--- Record extracts ---
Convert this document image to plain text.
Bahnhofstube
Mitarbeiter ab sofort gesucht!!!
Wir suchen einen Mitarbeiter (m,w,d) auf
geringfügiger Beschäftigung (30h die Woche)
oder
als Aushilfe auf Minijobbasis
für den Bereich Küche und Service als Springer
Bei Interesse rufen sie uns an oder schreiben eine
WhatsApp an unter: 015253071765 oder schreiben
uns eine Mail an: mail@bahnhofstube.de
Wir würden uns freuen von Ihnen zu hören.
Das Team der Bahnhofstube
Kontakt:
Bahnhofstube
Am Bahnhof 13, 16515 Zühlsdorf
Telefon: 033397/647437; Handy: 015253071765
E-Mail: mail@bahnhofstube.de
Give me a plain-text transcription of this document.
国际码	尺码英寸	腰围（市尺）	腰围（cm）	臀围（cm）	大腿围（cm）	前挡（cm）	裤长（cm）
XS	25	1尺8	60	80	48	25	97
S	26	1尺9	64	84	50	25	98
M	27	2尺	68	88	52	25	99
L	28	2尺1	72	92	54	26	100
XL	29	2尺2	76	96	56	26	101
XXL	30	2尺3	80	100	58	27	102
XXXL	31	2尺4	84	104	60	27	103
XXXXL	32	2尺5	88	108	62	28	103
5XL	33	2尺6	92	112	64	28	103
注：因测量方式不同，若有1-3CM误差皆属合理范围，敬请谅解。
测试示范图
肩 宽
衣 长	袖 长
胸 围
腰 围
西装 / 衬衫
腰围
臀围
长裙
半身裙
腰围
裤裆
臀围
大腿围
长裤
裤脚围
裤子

--- Problem description ---
Every line above that contains the word "this" should be reported.

--- Complete output ---
Convert this document image to plain text.
Give me a plain-text transcription of this document.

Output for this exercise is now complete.